* [Work to complete]:
Below are the records; collect from them each line containing the string "CONSTANT".

* [Stored records]:
####################
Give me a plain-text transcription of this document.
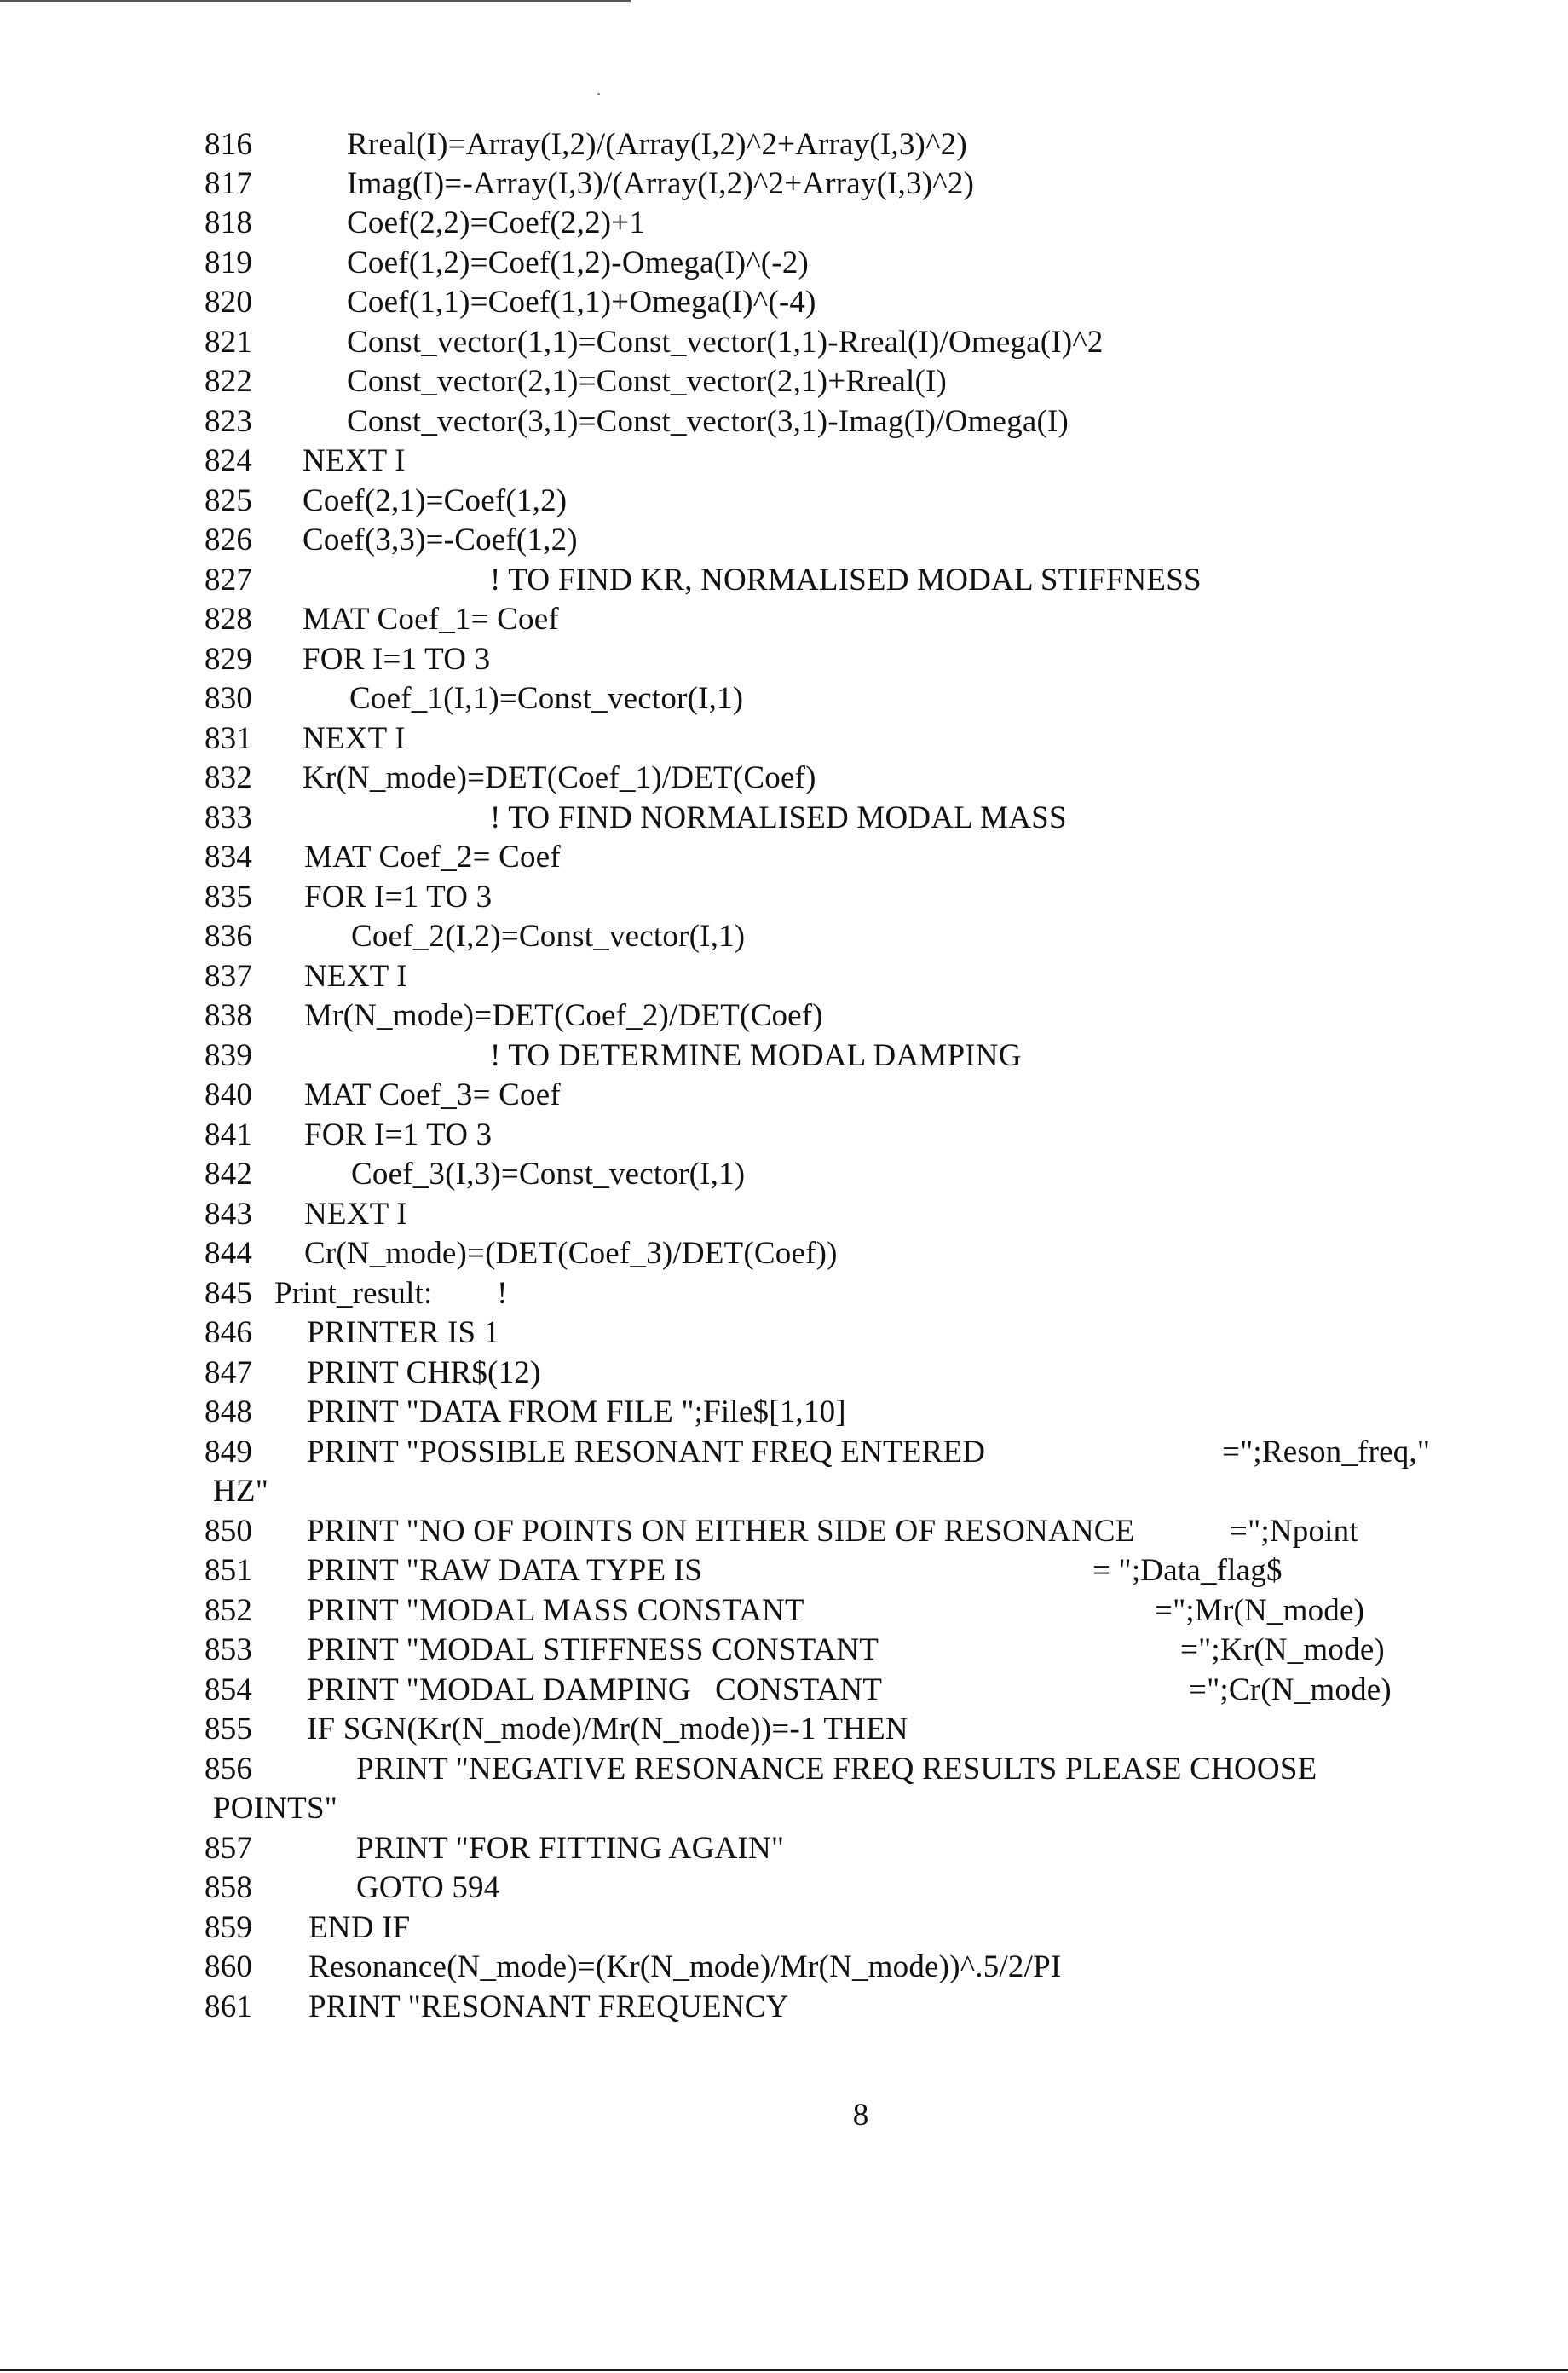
816	Rreal(I)=Array(I,2)/(Array(I,2)^2+Array(I,3)^2)
817	Imag(I)=-Array(I,3)/(Array(I,2)^2+Array(I,3)^2)
818	Coef(2,2)=Coef(2,2)+1
819	Coef(1,2)=Coef(1,2)-Omega(I)^(-2)
820	Coef(1,1)=Coef(1,1)+Omega(I)^(-4)
821	Const_vector(1,1)=Const_vector(1,1)-Rreal(I)/Omega(I)^2
822	Const_vector(2,1)=Const_vector(2,1)+Rreal(I)
823	Const_vector(3,1)=Const_vector(3,1)-Imag(I)/Omega(I)
824	NEXT I
825	Coef(2,1)=Coef(1,2)
826	Coef(3,3)=-Coef(1,2)
827	! TO FIND KR, NORMALISED MODAL STIFFNESS
828	MAT Coef_1= Coef
829	FOR I=1 TO 3
830	Coef_1(I,1)=Const_vector(I,1)
831	NEXT I
832	Kr(N_mode)=DET(Coef_1)/DET(Coef)
833	! TO FIND NORMALISED MODAL MASS
834	MAT Coef_2= Coef
835	FOR I=1 TO 3
836	Coef_2(I,2)=Const_vector(I,1)
837	NEXT I
838	Mr(N_mode)=DET(Coef_2)/DET(Coef)
839	! TO DETERMINE MODAL DAMPING
840	MAT Coef_3= Coef
841	FOR I=1 TO 3
842	Coef_3(I,3)=Const_vector(I,1)
843	NEXT I
844	Cr(N_mode)=(DET(Coef_3)/DET(Coef))
845 Print_result:        !
846	PRINTER IS 1
847	PRINT CHR$(12)
848	PRINT "DATA FROM FILE ";File$[1,10]
849	PRINT "POSSIBLE RESONANT FREQ ENTERED	=";Reson_freq,"
HZ"
850	PRINT "NO OF POINTS ON EITHER SIDE OF RESONANCE	=";Npoint
851	PRINT "RAW DATA TYPE IS	= ";Data_flag$
852	PRINT "MODAL MASS CONSTANT	=";Mr(N_mode)
853	PRINT "MODAL STIFFNESS CONSTANT	=";Kr(N_mode)
854	PRINT "MODAL DAMPING   CONSTANT	=";Cr(N_mode)
855	IF SGN(Kr(N_mode)/Mr(N_mode))=-1 THEN
856	PRINT "NEGATIVE RESONANCE FREQ RESULTS PLEASE CHOOSE
POINTS"
857	PRINT "FOR FITTING AGAIN"
858	GOTO 594
859	END IF
860	Resonance(N_mode)=(Kr(N_mode)/Mr(N_mode))^.5/2/PI
861	PRINT "RESONANT FREQUENCY
8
####################
* [Exercise solution]:
852	PRINT "MODAL MASS CONSTANT	=";Mr(N_mode)
853	PRINT "MODAL STIFFNESS CONSTANT	=";Kr(N_mode)
854	PRINT "MODAL DAMPING   CONSTANT	=";Cr(N_mode)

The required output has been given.